**How to complete this task**
Go through the records below and return each line that has "name" in it.

(Data supplied begins)

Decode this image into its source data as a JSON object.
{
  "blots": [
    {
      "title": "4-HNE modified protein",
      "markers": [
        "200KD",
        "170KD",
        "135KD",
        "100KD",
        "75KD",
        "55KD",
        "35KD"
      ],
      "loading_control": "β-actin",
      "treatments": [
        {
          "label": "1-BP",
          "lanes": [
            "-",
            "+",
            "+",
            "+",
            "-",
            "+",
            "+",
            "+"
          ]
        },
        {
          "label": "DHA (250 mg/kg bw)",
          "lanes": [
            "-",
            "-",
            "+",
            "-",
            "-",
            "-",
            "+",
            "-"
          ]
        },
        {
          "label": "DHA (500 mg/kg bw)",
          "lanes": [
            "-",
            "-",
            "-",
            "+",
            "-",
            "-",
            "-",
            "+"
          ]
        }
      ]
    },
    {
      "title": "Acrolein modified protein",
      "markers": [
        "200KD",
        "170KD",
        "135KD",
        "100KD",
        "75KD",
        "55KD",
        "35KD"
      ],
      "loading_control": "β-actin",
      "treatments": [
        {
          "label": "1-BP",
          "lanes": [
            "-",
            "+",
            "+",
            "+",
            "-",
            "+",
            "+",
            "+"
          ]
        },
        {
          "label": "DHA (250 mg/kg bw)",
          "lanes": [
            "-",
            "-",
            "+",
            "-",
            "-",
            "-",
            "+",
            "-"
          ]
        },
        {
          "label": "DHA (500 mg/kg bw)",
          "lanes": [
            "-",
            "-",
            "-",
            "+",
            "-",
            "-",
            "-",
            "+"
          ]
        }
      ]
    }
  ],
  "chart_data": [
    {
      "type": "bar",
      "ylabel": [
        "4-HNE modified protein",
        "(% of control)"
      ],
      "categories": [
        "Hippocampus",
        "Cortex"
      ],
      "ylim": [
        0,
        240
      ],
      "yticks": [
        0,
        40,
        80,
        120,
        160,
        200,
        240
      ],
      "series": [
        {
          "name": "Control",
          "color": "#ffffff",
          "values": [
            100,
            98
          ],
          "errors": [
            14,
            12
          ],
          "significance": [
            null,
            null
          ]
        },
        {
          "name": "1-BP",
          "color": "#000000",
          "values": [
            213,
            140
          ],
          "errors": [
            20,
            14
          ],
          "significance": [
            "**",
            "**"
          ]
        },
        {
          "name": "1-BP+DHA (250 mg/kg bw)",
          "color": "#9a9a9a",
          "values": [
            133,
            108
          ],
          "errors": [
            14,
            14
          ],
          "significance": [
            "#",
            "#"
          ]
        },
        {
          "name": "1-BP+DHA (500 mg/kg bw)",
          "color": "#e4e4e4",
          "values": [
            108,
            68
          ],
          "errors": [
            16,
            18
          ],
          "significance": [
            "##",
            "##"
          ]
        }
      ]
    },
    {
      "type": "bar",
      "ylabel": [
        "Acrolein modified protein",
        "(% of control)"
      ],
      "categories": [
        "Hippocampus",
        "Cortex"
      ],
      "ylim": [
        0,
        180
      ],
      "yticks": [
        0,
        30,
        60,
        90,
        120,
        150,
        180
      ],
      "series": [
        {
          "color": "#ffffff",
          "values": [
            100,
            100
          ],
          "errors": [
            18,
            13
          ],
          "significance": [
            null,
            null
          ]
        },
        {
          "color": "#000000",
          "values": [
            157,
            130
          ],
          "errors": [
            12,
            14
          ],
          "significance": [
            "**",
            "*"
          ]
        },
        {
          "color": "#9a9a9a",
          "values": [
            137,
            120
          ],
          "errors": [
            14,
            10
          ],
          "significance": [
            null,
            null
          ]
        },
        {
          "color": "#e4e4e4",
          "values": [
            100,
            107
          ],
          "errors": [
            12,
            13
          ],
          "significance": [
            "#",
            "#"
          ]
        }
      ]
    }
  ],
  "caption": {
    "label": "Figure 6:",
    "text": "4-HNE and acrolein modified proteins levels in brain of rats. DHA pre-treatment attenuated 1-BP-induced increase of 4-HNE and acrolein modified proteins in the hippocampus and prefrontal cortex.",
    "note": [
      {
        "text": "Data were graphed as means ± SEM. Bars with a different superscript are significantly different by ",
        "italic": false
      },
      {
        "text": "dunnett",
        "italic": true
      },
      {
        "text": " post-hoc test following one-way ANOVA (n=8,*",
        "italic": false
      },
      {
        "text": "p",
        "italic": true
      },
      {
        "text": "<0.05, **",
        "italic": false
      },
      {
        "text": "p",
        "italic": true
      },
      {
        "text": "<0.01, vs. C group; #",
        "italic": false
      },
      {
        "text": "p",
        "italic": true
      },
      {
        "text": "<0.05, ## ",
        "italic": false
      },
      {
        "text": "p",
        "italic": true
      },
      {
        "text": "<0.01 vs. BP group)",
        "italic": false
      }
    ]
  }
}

(Data supplied ends)

**Reply to the exercise**
          "name": "Control",
          "name": "1-BP",
          "name": "1-BP+DHA (250 mg/kg bw)",
          "name": "1-BP+DHA (500 mg/kg bw)",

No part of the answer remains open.